→ ENTRIES SHOWN:
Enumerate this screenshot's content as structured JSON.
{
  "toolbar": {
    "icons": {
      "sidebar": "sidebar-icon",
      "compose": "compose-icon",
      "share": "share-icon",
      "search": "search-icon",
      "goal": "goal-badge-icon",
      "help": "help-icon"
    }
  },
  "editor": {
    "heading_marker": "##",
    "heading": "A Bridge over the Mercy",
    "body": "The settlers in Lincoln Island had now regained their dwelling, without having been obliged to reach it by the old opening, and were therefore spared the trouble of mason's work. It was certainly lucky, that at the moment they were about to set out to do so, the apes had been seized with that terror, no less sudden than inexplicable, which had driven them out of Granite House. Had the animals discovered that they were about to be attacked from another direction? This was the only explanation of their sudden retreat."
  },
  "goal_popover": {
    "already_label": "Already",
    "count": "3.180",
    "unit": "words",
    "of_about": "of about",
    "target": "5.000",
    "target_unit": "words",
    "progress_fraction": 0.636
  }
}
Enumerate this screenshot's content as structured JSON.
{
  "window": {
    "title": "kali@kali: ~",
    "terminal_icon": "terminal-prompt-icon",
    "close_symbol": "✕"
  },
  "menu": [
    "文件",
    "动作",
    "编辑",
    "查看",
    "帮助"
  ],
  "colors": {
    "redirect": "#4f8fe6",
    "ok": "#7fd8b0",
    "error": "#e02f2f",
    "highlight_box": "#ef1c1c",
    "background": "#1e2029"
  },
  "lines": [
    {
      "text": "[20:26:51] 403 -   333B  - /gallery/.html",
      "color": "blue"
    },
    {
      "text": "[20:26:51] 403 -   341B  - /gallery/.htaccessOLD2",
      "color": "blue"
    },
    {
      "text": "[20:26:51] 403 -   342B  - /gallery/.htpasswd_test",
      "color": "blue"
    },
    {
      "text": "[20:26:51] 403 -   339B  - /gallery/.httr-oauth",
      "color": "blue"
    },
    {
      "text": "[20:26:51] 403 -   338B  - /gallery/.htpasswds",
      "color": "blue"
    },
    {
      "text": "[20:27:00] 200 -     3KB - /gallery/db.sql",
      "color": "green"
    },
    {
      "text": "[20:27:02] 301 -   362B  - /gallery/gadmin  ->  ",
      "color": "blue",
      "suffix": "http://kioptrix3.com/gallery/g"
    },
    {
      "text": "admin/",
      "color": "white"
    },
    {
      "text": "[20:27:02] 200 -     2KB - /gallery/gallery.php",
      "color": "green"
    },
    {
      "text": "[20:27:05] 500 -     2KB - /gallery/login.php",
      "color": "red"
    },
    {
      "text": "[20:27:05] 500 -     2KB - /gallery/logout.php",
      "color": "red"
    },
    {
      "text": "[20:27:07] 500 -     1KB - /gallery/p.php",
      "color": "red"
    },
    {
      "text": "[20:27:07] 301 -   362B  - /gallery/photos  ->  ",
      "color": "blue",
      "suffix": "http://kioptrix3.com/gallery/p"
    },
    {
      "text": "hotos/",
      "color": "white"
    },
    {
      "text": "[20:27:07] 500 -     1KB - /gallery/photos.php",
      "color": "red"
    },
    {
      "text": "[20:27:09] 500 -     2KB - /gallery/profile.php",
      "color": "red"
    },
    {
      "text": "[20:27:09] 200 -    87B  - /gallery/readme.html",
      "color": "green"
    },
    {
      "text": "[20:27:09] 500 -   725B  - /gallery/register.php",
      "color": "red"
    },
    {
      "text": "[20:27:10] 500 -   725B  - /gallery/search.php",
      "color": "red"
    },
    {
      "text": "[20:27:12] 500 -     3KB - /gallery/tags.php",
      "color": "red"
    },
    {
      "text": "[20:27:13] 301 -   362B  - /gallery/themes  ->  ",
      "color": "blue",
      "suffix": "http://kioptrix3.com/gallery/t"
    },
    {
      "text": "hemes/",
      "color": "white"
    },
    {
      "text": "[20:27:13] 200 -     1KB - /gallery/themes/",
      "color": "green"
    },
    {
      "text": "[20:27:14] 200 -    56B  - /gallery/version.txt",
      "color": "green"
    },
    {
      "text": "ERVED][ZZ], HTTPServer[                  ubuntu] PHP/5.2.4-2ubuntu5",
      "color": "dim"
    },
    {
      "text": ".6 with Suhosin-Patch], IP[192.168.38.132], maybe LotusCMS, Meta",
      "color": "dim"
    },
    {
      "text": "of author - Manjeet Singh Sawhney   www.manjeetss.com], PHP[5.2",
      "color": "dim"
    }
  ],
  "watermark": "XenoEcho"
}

---

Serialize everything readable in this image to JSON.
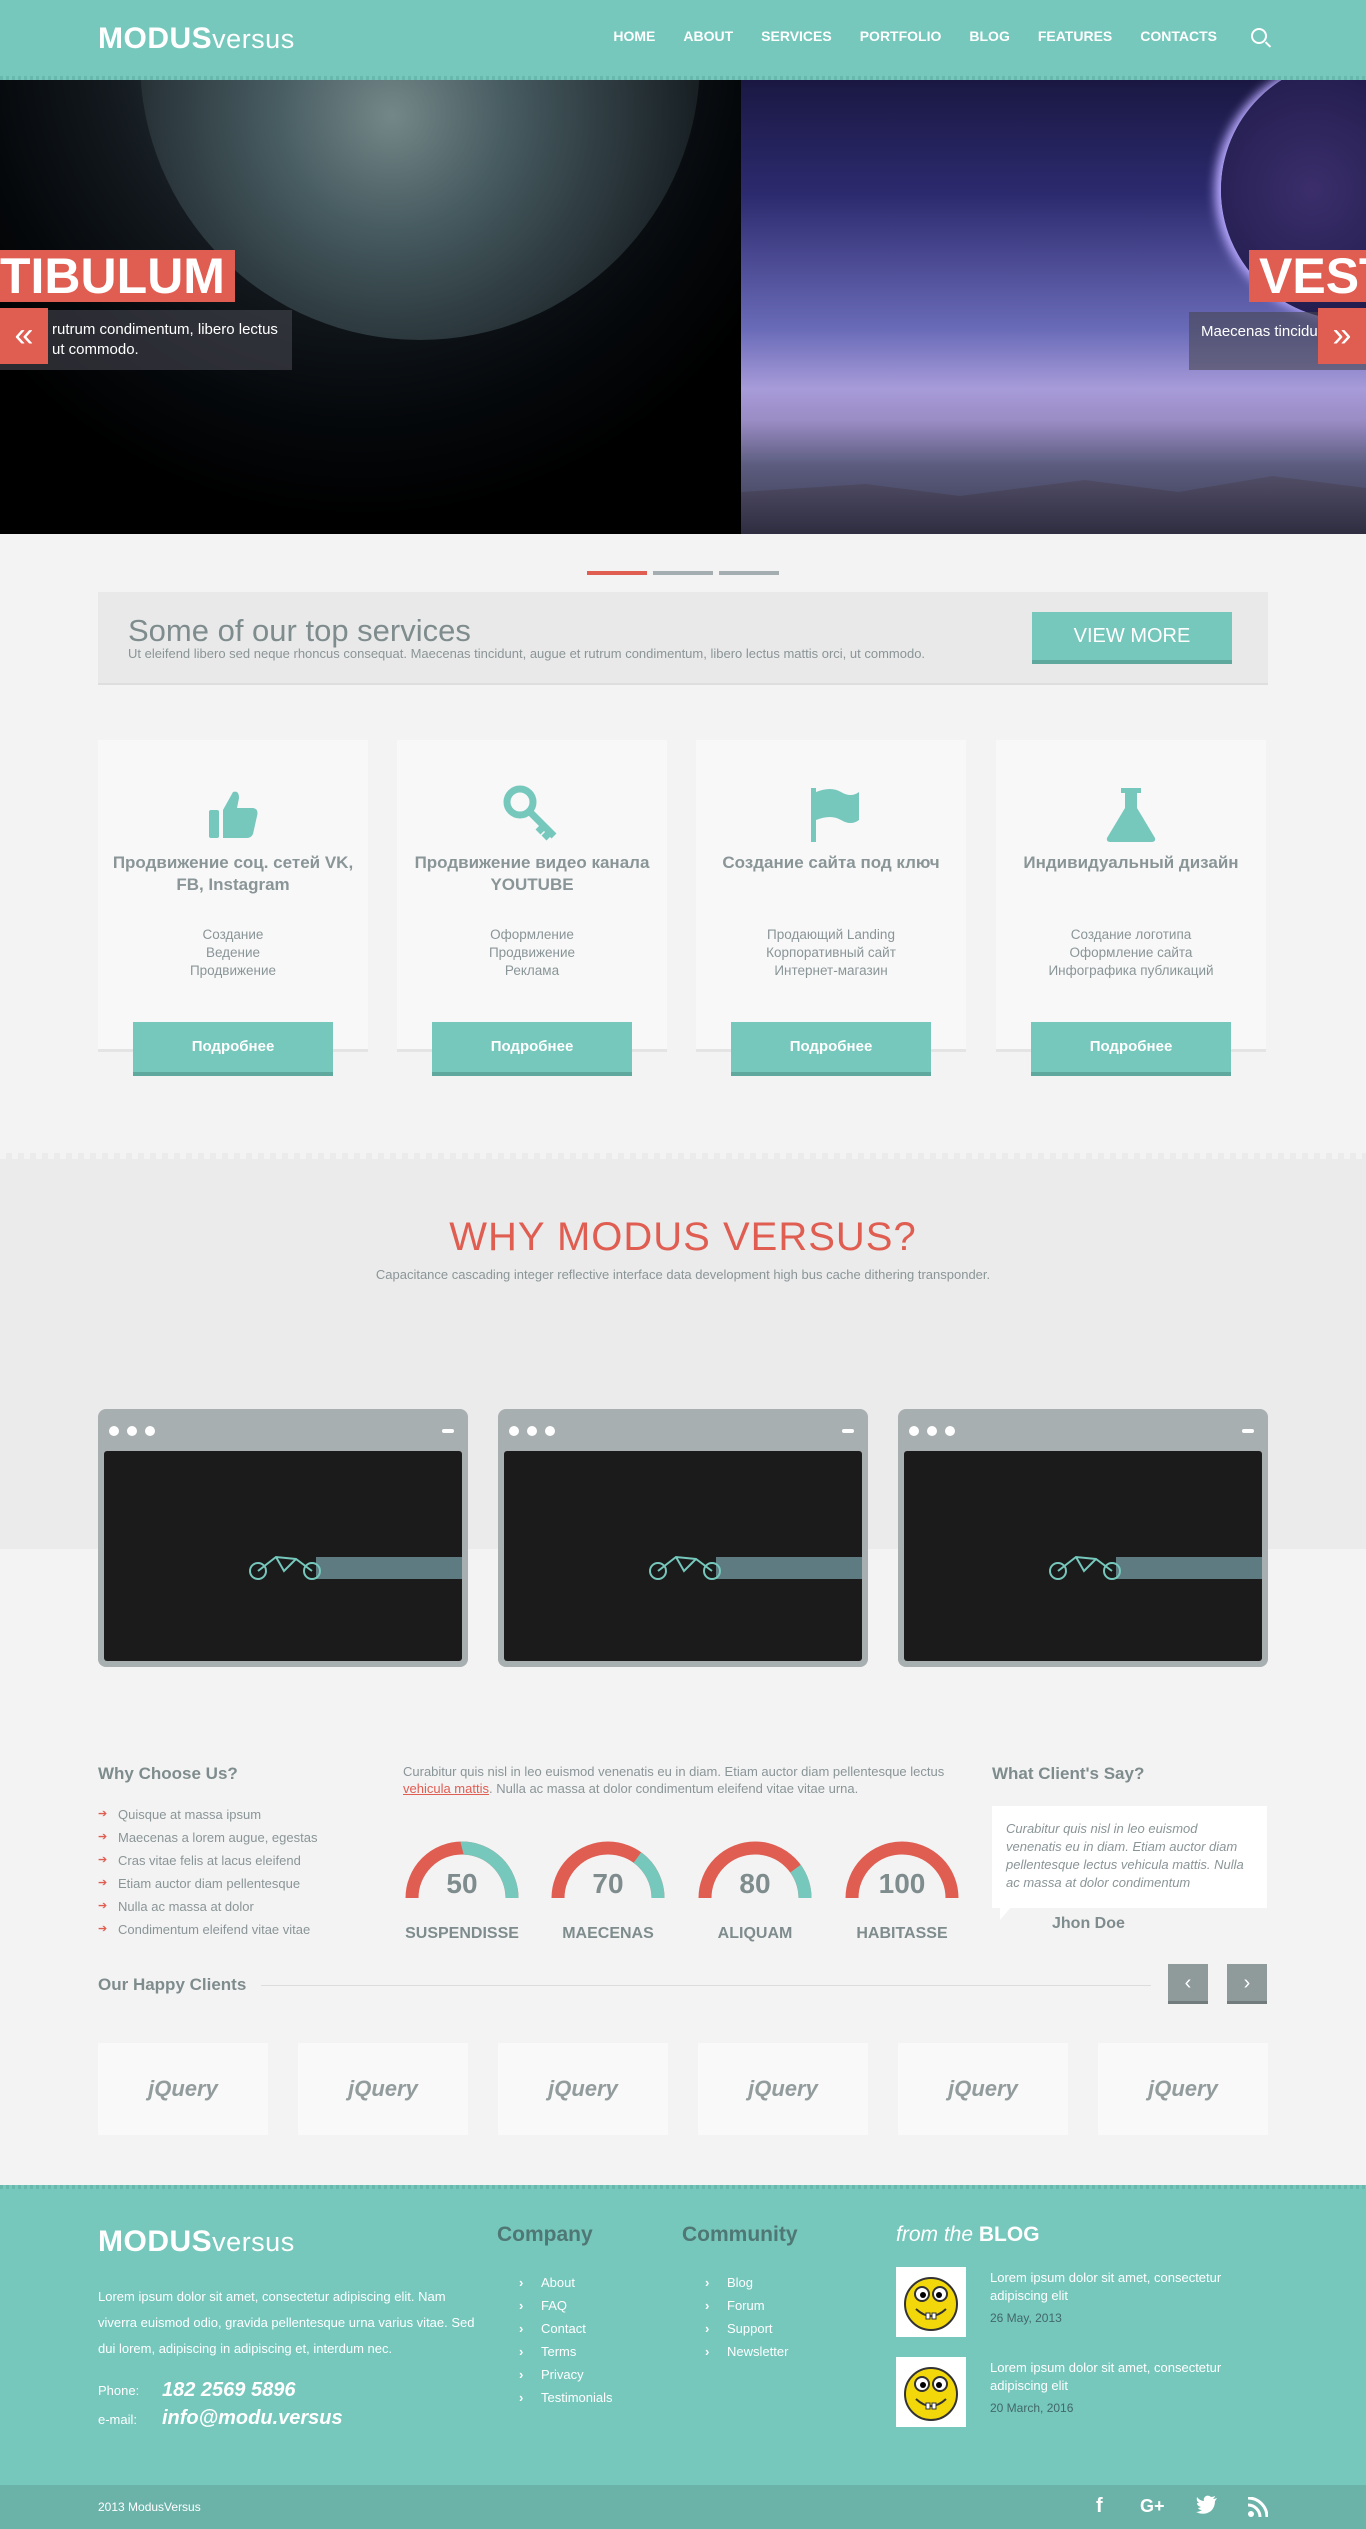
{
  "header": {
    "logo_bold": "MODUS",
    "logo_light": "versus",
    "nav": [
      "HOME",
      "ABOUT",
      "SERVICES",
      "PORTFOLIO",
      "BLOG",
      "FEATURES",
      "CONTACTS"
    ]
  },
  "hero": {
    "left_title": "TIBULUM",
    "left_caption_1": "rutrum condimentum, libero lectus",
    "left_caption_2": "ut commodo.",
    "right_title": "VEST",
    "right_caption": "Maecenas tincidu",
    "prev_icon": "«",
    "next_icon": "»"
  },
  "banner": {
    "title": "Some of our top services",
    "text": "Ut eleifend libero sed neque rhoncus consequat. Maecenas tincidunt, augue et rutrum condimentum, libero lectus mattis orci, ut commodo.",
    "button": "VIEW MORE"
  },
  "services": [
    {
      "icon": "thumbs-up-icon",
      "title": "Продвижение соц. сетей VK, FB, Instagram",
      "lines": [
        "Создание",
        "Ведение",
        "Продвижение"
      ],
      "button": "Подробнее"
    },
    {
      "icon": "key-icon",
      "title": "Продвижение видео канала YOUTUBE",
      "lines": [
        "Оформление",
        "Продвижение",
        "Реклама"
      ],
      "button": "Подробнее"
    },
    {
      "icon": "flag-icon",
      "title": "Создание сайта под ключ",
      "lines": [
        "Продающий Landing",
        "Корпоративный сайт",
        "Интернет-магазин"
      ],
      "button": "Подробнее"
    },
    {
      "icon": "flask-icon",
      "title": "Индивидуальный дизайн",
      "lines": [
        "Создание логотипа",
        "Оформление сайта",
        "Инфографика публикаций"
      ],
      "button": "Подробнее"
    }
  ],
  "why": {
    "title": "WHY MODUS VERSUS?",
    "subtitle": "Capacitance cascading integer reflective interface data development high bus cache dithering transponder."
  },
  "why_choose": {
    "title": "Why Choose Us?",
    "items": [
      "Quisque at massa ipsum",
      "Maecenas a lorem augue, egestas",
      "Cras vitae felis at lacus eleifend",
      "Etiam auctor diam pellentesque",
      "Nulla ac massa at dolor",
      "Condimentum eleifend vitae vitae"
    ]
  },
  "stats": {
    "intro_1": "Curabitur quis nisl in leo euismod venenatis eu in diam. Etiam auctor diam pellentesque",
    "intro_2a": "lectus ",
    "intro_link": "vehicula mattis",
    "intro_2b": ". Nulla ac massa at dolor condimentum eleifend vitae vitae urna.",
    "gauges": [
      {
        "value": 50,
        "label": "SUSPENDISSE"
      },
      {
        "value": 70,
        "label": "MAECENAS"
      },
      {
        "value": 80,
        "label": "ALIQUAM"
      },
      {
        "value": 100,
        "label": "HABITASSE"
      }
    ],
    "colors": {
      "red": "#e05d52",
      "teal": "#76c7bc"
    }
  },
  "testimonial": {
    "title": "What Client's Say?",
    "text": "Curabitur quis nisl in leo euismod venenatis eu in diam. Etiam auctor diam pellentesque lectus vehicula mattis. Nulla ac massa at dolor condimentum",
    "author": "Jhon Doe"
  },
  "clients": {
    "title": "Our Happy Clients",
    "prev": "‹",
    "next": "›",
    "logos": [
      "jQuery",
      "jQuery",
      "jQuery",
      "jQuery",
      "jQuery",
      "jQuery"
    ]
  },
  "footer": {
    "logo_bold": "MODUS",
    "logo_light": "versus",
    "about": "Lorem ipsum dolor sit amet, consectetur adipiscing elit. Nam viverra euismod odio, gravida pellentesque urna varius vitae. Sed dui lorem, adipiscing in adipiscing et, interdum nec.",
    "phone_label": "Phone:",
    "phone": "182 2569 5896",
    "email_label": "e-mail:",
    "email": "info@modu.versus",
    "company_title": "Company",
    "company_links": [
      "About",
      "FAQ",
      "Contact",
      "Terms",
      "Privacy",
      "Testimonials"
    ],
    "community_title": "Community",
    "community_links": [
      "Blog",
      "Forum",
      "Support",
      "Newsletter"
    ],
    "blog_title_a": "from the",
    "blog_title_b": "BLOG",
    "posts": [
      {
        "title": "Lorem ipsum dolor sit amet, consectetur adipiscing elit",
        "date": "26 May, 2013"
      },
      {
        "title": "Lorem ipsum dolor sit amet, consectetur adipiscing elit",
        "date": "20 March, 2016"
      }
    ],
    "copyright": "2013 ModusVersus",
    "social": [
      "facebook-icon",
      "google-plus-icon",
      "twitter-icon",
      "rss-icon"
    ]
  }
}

→ GIVEN TASK:
Collect the lines that hold "auctor".

→ FULL RESPONSE:
      "Etiam auctor diam pellentesque",
    "intro_1": "Curabitur quis nisl in leo euismod venenatis eu in diam. Etiam auctor diam pellentesque",
    "text": "Curabitur quis nisl in leo euismod venenatis eu in diam. Etiam auctor diam pellentesque lectus vehicula mattis. Nulla ac massa at dolor condimentum",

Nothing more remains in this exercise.